» **Selected passage**:
# # #

I believe the problem is somewhere in source configuration. I tried different parameters for @tail plugin, but still no luck. Either Fluentd loses events or loses and duplicates them.

Kentaro Hayashi

unread,
Apr 6, 2021, 10:29:35 PM4/6/21
to Fluentd Google Group
Hi,

Is running fluent/fluentd-kubernetes-daemonset:v1.12-debian-elasticsearch7-1 use Fluentd 1.12.2?,
if not (pulled mage is a bit old), it may be better to refresh for latest one.

Regards,

2021年4月7日水曜日 1:29:27 UTC+9 gvf...@gmail.com:

hiroshi hatake

unread,
Apr 6, 2021, 10:40:48 PM4/6/21
to flu...@googlegroups.com
Hi,

As hayashi said,
fluent/fluentd-kubernetes-daemonset:v1.12-debian-elasticsearch7-1 associates Fluentd v1.12 Elasticsearch images series.
So, you should update to the latest fluent/fluentd-kubernetes-daemonset:v1.12-debian-elasticsearch7-1 image at first.

# # #

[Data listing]
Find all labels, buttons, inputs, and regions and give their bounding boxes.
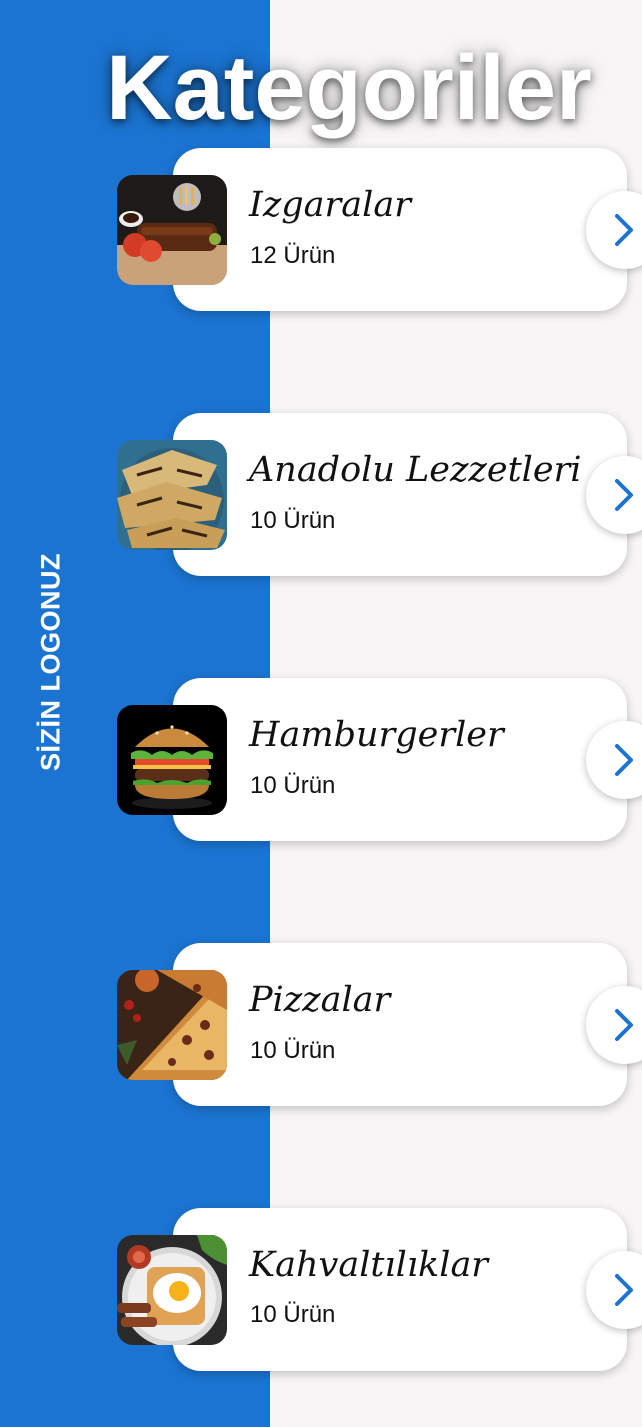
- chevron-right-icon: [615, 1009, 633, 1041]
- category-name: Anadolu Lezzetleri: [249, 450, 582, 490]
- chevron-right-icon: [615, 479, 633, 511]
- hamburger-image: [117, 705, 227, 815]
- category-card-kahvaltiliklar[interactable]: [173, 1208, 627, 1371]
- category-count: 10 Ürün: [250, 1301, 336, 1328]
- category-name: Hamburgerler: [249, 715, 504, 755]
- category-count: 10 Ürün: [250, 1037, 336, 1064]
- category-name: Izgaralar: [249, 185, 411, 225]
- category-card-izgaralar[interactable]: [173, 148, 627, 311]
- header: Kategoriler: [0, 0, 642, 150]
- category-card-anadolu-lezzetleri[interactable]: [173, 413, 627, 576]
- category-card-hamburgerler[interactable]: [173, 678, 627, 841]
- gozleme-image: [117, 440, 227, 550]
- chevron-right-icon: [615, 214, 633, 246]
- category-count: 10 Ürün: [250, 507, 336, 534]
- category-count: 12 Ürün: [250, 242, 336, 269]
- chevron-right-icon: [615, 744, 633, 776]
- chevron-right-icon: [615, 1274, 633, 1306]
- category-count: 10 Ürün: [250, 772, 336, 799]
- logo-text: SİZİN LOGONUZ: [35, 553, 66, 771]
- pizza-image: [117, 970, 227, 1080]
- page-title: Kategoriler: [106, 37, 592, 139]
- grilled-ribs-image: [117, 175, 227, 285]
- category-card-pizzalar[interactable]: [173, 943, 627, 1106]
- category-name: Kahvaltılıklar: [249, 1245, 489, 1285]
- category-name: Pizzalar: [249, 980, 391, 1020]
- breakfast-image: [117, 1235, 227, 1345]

# # #

» **Stated task**:
Could you continue the Fluentd forum thread, picking up right after its last sentence? These lines have nothing to do with the Fluentd thread.

» **Final answer**:
> Elasticsearch index contains 101822 documents, that means some records were duplicated by Fluentd. In the mean time, some records were completely lost. The documents in Elasticsearch are consistent before the first rotation of Docker log happened.

Have you ever confirmed logs with `kubectl logs deployedname` for deployed daemonset?
If the older fluentd-ealsticsearch image, you will get follow_inodes true is not used warning message in Fluentd Daemonset log.

There is some issues for Docker conatiner log rotation.
Waiting file rotation is default 5 seconds and high volume log writing environment, then Fluentd losts and overlooks high frequency log rotated logs.
I guess that your generating log speed is not high for causing overlooking rotate log situation.
But I have no idea taking to generate 101822 documents in Elasticsearch cluster?
Within few minutes?

Your configuration seems fine for me.
Could you share your suspicious part of Fluentd Daemonset working log?

There is some hints to resolve this issue.

Thanks,

Hiroshi

2021/04/07 1:29、Grigoriy Frolov <gvf...@gmail.com>のメール:

--
You received this message because you are subscribed to the Google Groups "Fluentd Google Group" group.
To unsubscribe from this group and stop receiving emails from it, send an email to fluentd+u...@googlegroups.com.
To view this discussion on the web visit https://groups.google.com/d/msgid/fluentd/9efbdb07-3b9e-4a60-98f5-901fbda27107n%40googlegroups.com.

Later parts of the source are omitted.